**YOUR GOAL**: Select the lines that hold the word "свойство" and copy each one.

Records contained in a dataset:
________________
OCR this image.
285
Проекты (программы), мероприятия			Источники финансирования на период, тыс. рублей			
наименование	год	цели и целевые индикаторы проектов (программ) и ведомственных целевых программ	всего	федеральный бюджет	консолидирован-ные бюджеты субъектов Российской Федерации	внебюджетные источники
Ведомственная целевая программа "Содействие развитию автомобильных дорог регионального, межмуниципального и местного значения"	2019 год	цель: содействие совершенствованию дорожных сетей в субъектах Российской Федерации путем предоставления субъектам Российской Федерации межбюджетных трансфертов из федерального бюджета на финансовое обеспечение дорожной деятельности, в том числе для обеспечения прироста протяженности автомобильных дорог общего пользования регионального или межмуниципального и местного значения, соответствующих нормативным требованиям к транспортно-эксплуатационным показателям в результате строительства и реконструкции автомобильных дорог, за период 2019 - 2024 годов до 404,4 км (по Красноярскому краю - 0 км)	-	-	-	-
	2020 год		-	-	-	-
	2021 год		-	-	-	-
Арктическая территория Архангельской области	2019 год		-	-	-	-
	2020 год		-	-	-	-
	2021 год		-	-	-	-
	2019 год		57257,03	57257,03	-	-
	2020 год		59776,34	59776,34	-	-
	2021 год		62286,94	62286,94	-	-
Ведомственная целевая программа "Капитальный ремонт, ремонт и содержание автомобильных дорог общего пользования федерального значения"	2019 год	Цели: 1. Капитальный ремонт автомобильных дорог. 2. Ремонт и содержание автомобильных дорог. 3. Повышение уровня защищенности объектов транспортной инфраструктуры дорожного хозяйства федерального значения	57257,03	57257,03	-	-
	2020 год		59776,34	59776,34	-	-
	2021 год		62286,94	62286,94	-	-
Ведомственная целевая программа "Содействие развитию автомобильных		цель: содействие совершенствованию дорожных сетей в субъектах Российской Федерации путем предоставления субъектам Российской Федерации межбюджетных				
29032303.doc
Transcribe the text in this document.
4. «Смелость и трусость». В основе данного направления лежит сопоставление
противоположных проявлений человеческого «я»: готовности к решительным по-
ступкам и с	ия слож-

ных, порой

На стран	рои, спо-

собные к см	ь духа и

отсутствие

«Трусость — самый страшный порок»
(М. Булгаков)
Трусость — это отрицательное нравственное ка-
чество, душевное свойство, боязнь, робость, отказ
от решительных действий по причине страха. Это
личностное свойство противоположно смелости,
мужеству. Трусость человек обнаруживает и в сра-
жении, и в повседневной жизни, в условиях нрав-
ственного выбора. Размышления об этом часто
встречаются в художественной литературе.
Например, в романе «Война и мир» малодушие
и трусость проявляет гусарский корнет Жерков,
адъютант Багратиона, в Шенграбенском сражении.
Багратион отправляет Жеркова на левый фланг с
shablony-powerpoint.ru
________________
**CORRECT OUTPUT**:
чество, душевное свойство, боязнь, робость, отказ
личностное свойство противоположно смелости,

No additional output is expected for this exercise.